**Task objective:** Tally the lines holding "Código" and state only that figure.

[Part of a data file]
§ §
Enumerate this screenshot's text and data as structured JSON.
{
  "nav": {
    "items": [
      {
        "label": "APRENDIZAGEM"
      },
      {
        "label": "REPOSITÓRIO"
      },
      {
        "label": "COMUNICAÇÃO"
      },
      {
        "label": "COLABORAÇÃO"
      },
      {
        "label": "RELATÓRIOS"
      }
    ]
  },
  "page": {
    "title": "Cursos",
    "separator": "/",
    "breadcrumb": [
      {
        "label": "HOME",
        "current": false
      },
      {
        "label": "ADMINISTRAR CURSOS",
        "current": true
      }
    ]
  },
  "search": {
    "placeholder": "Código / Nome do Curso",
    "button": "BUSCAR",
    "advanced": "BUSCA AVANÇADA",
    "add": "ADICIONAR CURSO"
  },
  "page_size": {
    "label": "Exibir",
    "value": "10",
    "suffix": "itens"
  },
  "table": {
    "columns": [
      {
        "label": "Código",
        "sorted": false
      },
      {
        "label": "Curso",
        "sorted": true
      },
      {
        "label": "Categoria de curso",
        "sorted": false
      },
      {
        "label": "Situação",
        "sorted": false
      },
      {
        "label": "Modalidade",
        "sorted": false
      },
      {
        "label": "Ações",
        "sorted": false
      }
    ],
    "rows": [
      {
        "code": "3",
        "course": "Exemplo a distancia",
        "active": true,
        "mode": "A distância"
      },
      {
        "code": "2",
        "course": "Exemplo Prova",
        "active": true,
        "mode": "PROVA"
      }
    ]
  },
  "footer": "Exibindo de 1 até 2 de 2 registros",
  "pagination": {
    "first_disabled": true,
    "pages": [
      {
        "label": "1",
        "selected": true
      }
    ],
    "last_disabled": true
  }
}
§ §
**Response to this exercise:** 2